Dataset items
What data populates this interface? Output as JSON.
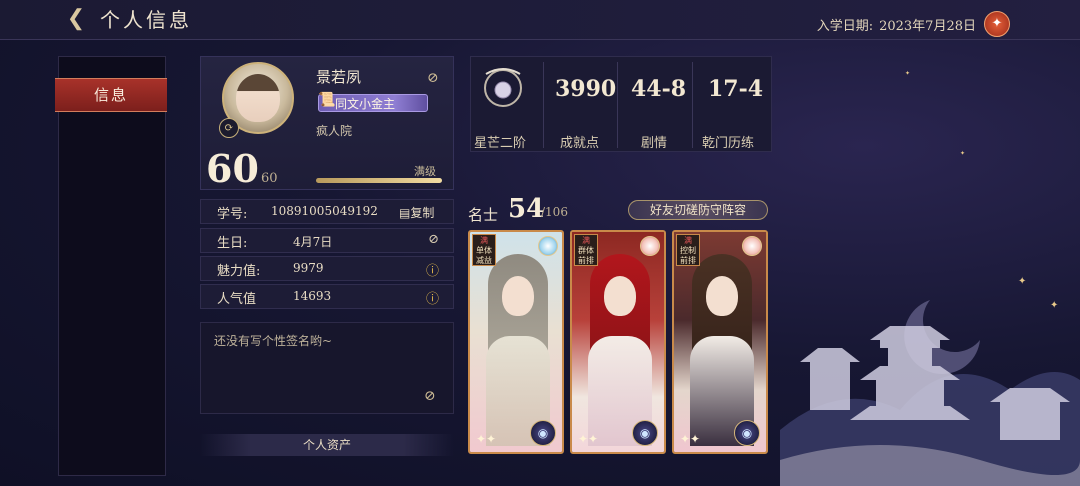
{
  "header": {
    "title": "个人信息",
    "enroll_label": "入学日期:",
    "enroll_date": "2023年7月28日"
  },
  "left_tabs": {
    "active": "信息"
  },
  "profile": {
    "name": "景若夙",
    "title_badge": "同文小金主",
    "academy": "疯人院",
    "level": "60",
    "level_max": "60",
    "level_status": "满级",
    "exp_fraction": 1.0
  },
  "info": {
    "id_label": "学号:",
    "id_value": "10891005049192",
    "copy_label": "复制",
    "birthday_label": "生日:",
    "birthday_value": "4月7日",
    "charm_label": "魅力值:",
    "charm_value": "9979",
    "popularity_label": "人气值",
    "popularity_value": "14693"
  },
  "signature": {
    "text": "还没有写个性签名哟~"
  },
  "assets_button": "个人资产",
  "stats": [
    {
      "value": "",
      "label": "星芒二阶"
    },
    {
      "value": "3990",
      "label": "成就点"
    },
    {
      "value": "44-8",
      "label": "剧情"
    },
    {
      "value": "17-4",
      "label": "乾门历练"
    }
  ],
  "roster": {
    "label": "名士",
    "count": "54",
    "total": "/106",
    "defense_button": "好友切磋防守阵容"
  },
  "cards": [
    {
      "badge_top": "满",
      "tag1": "单体",
      "tag2": "减益"
    },
    {
      "badge_top": "满",
      "tag1": "群体",
      "tag2": "前排"
    },
    {
      "badge_top": "满",
      "tag1": "控制",
      "tag2": "前排"
    }
  ],
  "colors": {
    "accent_red": "#a8322a",
    "gold": "#cdb27a",
    "background": "#171733"
  }
}
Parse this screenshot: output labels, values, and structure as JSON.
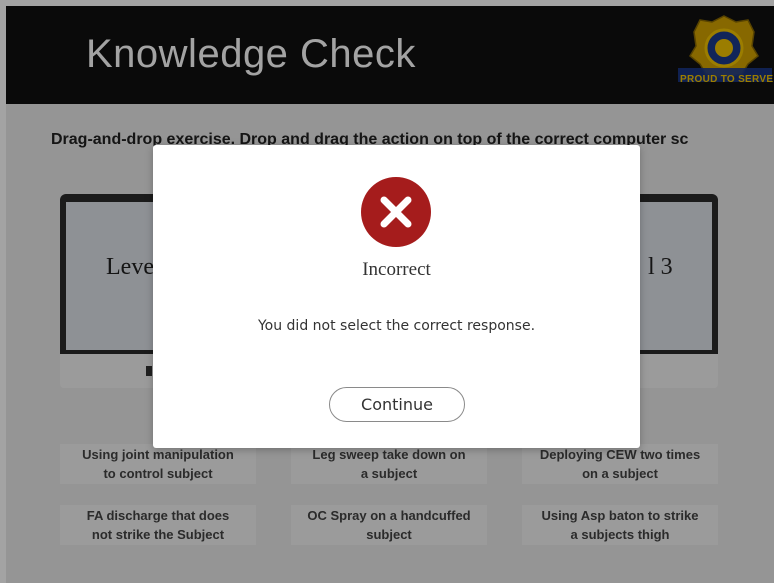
{
  "header": {
    "title": "Knowledge Check",
    "badge_text": "PROUD TO SERVE",
    "badge_icon": "police-badge-logo"
  },
  "instructions": "Drag-and-drop exercise. Drop and drag the action on top of the correct computer sc",
  "monitors": [
    {
      "label": "Leve"
    },
    {
      "label": "l 3"
    }
  ],
  "cards": [
    {
      "line1": "Using joint manipulation",
      "line2": "to control subject"
    },
    {
      "line1": "Leg sweep take down on",
      "line2": "a subject"
    },
    {
      "line1": "Deploying CEW two times",
      "line2": "on a subject"
    },
    {
      "line1": "FA discharge that does",
      "line2": "not strike the Subject"
    },
    {
      "line1": "OC Spray on a handcuffed",
      "line2": "subject"
    },
    {
      "line1": "Using Asp baton to strike",
      "line2": "a subjects thigh"
    }
  ],
  "dialog": {
    "icon": "error-x-icon",
    "title": "Incorrect",
    "message": "You did not select the correct response.",
    "continue_label": "Continue"
  },
  "colors": {
    "header_bg": "#111111",
    "error_red": "#a51c1c",
    "badge_gold": "#f2c400",
    "badge_blue": "#1c3a8c"
  }
}
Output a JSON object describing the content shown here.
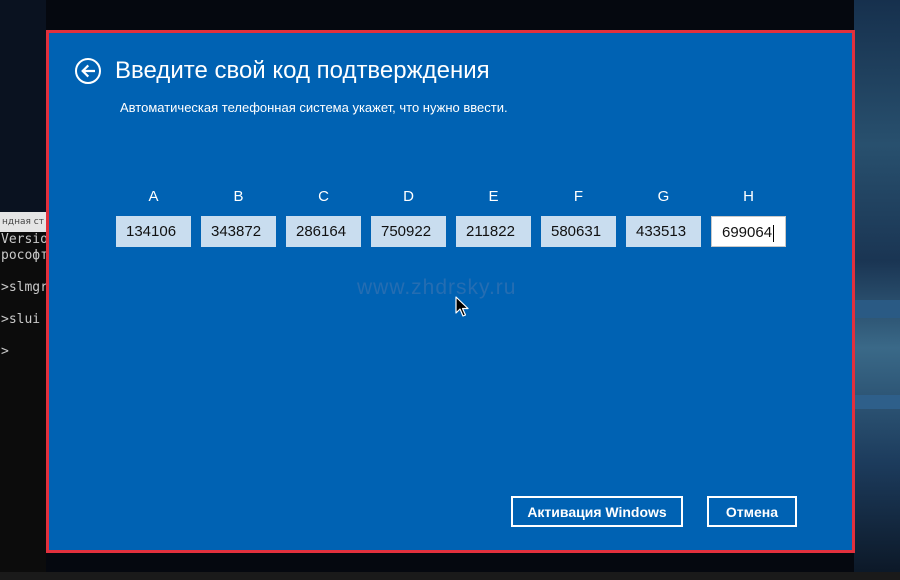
{
  "dialog": {
    "title": "Введите свой код подтверждения",
    "subtitle": "Автоматическая телефонная система укажет, что нужно ввести.",
    "colors": {
      "background": "#0062b3",
      "border": "#e1303d",
      "text": "#ffffff",
      "code_box": "#c9ddef"
    }
  },
  "codes": [
    {
      "letter": "A",
      "value": "134106"
    },
    {
      "letter": "B",
      "value": "343872"
    },
    {
      "letter": "C",
      "value": "286164"
    },
    {
      "letter": "D",
      "value": "750922"
    },
    {
      "letter": "E",
      "value": "211822"
    },
    {
      "letter": "F",
      "value": "580631"
    },
    {
      "letter": "G",
      "value": "433513"
    },
    {
      "letter": "H",
      "value": "699064"
    }
  ],
  "watermark": "www.zhdrsky.ru",
  "buttons": {
    "activate": "Активация Windows",
    "cancel": "Отмена"
  },
  "console": {
    "title": "ндная ст",
    "lines": [
      "Versio",
      "рософт",
      "",
      ">slmgr",
      "",
      ">slui",
      "",
      ">"
    ]
  },
  "icons": {
    "back": "back-arrow-icon",
    "cursor": "mouse-pointer-icon"
  }
}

Your task »
Go through the records and pull out each line that includes the word "background".

Result of this task »
    "background": "#171733"
      "background": "#0062b3",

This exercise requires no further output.